------ Text extract ------

Configure a job
The default SCR configuration suffices for many Linux clusters. However, significant performance improvement or additional functionality may be gained via custom configuration.
Setting parameters
SCR searches the following locations in the following order for a parameter value, taking the first value it finds.
Environment variables,
User configuration file,
Values set with
SCR_Config
,System configuration file,
Compile-time constants.
A convenient method to set an SCR parameter is through an environment variable, e.g.,:
export SCR_CACHE_SIZE=2
In cases where SCR parameters need to be set based
on the run time configuration of the application,
the application can call SCR_Config
, e.g.,:
SCR_Config("SCR_CACHE_SIZE=2");
Section Configure SCR for application settings lists common use cases for SCR_Config
.
SCR also offers two configuration files: a user configuration file and a system configuration file. The user configuration file is useful for parameters that may need to vary by job, while the system configuration file is useful for parameters that apply to all jobs.
To find a user configuration file,
SCR looks for a file named .scrconf
in the prefix directory.
Alternatively, one may specify the name and location of the user configuration file
by setting the SCR_CONF_FILE
environment variable at run time, e.g.,:
export SCR_CONF_FILE=~/myscr.conf
The location of the system configuration file is hard-coded into SCR at build time.
This defaults to <install>/etc/scr.conf
.
One may choose a different path using the SCR_CONFIG_FILE
CMake option, e.g.,:
cmake -DSCR_CONFIG_FILE=/path/to/scr.conf ...
To set an SCR parameter in a configuration file, list the parameter name followed by its value separated by an ‘=’ sign. Blank lines are ignored, and any characters following the ‘#’ comment character are ignored. For example, a configuration file may contain something like the following:
>>: cat ~/myscr.conf
# set the halt seconds to one hour
SCR_HALT_SECONDS=3600
# set SCR to flush every 20 checkpoints
SCR_FLUSH=20
One can include environment variable expressions in the value of SCR configuration parameters. SCR interpolates the value of the environment variable at run time before setting the parameter. This is useful for some parameters like storage paths, which may only be defined within the allocation environment, e.g.,:
# SLURM system that creates a /dev/shm directory for each job
SCR_CNTL_BASE=/dev/shm/$SLURM_JOBID
SCR_CACHE_BASE=/dev/shm/$SLURM_JOBID
Common configurations
This section describes some common configuration values. These parameters can be set using any of the methods described above.
Enable debug messages
SCR can print informational messages about its operations, timing, and bandwidth:
SCR_DEBUG=1
This setting is recommended during development and debugging.
Specify the job output directory
By default, SCR uses the current working directory as its prefix directory.
If one needs to specify a different path, set SCR_PREFIX
:
SCR_PREFIX=/job/output/dir
It is common to set SCR_PREFIX
to be the top-level output directory
of the application.
Specify which checkpoint to load
By default, SCR attempts to load the most recent checkpoint.

------ Raw data ------

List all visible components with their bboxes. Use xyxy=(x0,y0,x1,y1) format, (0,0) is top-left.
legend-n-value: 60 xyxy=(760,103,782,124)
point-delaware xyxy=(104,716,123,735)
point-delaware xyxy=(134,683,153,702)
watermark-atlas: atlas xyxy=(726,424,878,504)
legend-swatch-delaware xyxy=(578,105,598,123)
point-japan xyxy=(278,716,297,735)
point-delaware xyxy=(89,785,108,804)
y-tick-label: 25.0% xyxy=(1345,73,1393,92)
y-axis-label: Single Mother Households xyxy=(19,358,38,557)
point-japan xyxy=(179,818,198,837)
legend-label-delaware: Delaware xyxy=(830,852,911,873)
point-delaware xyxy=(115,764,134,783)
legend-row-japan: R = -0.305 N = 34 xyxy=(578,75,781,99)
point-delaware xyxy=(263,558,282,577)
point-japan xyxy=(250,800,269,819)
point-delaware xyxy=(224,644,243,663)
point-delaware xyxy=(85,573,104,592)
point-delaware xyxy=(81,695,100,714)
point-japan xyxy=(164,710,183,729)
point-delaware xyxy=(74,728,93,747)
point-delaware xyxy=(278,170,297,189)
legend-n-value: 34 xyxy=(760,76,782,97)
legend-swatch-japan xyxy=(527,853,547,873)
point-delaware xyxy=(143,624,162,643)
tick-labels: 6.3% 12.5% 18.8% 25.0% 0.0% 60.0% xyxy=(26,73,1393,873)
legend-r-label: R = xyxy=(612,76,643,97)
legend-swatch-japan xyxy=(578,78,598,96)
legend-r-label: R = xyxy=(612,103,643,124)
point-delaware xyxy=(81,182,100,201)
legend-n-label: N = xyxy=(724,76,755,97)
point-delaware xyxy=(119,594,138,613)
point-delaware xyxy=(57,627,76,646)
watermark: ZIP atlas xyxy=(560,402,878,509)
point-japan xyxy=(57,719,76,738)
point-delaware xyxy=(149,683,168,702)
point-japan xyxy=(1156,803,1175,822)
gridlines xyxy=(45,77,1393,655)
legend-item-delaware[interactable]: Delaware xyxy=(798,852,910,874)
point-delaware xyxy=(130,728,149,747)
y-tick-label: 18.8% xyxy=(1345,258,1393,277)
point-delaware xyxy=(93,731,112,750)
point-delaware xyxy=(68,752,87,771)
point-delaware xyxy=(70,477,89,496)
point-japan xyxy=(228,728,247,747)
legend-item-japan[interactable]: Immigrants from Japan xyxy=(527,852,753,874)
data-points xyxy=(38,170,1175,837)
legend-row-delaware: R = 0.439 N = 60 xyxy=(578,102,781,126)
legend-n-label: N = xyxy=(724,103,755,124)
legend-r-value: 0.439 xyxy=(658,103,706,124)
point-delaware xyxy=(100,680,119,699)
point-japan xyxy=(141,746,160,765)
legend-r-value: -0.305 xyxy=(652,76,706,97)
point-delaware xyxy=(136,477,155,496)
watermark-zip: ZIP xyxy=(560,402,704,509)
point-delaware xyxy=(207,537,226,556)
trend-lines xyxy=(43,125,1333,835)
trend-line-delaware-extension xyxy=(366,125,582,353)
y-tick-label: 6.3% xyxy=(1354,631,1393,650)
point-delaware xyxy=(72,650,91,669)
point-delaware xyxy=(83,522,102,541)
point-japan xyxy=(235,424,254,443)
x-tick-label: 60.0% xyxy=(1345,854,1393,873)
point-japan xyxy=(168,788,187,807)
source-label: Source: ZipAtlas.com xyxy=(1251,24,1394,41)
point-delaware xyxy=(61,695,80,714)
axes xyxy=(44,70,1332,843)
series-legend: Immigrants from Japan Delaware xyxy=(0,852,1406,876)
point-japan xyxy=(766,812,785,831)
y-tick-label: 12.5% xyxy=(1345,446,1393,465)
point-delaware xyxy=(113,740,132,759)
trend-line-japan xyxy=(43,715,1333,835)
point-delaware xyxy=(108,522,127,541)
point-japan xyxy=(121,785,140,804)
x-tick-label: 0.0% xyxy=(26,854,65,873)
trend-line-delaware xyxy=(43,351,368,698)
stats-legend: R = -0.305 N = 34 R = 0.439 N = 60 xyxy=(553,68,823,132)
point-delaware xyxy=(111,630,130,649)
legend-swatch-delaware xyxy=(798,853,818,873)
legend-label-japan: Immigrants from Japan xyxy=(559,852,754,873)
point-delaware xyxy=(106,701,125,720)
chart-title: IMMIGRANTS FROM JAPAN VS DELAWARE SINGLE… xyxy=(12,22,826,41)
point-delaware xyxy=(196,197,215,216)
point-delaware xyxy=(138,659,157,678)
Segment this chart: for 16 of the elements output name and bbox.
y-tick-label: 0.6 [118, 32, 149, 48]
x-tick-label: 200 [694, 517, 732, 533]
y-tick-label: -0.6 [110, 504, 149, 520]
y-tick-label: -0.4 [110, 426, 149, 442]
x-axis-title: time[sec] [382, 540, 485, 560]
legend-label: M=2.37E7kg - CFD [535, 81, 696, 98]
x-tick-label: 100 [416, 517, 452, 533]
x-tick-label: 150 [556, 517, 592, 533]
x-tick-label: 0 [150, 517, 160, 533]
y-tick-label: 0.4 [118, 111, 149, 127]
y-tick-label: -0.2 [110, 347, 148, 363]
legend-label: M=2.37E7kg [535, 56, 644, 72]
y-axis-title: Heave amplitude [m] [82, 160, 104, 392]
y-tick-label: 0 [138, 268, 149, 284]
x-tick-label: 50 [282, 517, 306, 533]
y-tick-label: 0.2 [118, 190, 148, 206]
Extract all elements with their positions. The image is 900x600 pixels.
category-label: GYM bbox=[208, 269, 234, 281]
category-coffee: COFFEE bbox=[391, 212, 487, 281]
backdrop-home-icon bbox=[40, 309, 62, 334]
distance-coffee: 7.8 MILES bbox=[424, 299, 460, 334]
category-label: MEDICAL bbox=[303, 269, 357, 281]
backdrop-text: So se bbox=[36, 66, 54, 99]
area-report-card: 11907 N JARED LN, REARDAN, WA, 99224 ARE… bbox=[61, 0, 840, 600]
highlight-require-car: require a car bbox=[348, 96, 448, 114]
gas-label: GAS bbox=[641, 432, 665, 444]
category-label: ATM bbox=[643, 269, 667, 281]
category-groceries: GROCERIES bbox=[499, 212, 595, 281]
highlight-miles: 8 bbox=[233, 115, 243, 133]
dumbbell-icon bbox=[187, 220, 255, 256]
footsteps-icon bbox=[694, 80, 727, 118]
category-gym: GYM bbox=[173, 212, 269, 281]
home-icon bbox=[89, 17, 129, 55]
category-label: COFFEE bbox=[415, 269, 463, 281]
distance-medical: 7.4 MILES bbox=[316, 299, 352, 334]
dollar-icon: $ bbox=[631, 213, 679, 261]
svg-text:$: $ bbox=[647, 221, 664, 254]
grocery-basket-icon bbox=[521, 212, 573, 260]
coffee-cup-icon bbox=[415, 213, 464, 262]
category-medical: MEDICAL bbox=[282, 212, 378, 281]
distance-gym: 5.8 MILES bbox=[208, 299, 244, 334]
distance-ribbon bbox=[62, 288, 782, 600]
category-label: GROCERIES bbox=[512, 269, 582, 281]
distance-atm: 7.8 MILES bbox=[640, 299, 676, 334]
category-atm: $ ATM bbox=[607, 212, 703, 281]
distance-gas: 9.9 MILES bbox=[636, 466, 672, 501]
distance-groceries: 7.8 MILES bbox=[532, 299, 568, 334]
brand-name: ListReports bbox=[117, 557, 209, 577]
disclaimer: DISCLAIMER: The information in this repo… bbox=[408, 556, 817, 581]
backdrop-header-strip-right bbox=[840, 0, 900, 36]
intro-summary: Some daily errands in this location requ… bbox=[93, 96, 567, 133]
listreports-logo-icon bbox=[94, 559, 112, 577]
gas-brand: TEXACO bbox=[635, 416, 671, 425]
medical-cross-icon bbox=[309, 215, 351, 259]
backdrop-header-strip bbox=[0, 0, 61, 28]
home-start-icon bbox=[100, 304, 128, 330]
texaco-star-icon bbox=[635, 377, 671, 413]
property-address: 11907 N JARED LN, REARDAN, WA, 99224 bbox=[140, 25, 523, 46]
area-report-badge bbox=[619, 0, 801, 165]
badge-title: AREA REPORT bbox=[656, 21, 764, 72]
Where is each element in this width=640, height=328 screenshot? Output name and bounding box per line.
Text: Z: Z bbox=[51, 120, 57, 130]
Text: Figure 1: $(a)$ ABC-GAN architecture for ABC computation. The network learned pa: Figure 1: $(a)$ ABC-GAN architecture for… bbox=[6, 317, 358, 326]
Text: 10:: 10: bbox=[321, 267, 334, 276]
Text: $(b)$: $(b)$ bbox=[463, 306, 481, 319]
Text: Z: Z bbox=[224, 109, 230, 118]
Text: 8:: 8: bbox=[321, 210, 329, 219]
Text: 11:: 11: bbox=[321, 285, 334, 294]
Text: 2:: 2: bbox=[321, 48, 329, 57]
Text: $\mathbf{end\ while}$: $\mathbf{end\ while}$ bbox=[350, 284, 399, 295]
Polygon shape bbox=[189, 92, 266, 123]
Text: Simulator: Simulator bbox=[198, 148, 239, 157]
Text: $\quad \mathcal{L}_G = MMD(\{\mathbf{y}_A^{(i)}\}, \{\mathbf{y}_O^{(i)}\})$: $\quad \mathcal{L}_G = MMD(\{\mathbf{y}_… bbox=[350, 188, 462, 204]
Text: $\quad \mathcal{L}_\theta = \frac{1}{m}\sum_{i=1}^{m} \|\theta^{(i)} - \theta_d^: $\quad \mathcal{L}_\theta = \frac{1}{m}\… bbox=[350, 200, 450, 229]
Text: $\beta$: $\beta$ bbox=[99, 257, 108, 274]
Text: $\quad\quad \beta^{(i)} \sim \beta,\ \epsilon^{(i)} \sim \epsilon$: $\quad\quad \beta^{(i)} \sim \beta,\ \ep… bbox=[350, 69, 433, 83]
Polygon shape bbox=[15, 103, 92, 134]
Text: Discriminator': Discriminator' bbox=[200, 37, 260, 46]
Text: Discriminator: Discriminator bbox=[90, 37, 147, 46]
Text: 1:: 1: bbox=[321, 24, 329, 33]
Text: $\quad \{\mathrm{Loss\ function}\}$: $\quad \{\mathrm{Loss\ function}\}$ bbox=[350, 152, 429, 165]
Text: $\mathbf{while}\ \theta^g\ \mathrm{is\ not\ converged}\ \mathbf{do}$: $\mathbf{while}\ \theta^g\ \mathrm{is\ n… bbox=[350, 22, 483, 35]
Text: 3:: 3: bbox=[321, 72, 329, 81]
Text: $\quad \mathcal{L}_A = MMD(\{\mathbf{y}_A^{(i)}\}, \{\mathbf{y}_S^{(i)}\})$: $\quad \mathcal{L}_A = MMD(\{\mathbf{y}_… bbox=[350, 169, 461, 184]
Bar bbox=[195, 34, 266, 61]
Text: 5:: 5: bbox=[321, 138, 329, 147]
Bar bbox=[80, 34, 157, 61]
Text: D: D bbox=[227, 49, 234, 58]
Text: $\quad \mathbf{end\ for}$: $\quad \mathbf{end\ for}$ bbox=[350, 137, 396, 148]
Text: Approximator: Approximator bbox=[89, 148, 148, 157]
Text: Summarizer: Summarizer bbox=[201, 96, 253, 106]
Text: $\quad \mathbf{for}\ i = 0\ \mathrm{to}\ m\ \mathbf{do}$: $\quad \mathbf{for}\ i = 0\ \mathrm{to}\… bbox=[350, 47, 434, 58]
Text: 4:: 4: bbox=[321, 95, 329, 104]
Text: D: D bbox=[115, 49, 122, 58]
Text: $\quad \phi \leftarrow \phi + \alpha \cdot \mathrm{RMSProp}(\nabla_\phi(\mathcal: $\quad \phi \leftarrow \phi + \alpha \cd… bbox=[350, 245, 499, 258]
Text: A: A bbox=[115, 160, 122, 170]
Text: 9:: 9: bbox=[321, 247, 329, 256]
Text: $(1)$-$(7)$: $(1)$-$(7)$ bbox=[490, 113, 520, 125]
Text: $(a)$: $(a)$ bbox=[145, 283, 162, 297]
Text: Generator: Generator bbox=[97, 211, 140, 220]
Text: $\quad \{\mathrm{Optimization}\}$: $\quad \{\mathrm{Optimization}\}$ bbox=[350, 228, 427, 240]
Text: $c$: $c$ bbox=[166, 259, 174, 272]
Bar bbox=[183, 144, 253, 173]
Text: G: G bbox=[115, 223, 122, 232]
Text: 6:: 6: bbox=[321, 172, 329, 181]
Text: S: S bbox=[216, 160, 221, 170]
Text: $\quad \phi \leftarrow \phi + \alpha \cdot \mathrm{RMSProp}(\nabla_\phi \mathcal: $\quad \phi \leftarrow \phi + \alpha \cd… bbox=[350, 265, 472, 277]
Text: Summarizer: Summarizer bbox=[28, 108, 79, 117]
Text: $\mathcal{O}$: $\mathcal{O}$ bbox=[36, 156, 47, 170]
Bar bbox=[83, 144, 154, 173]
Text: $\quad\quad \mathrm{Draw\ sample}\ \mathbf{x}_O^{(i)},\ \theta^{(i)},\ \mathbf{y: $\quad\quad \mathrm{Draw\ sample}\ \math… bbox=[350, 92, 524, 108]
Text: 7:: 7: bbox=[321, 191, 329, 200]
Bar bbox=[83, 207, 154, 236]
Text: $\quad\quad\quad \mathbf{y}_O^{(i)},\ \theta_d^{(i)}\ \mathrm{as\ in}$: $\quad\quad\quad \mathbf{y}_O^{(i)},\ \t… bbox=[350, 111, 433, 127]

------

- Exercise instructions -
1. In the SCR configuration page above, what file name does SCR look for in the prefix directory to find a user configuration file?
2. Based on the SCR configuration page above, does each statement agree with it? Answer yes or no for each, quoting the words that decide it. (a) The location of the system configuration file is fixed when SCR is built. (b) Blank lines in a configuration file cause an error. (c) By default, SCR uses the home directory as its prefix directory.

- Results for each task -
1. .scrconf

2.
(a) Yes: "The location of the system configuration file is hard-coded into SCR at build time."
(b) No: "Blank lines are ignored"
(c) No: "By default, SCR uses the current working directory as its prefix directory."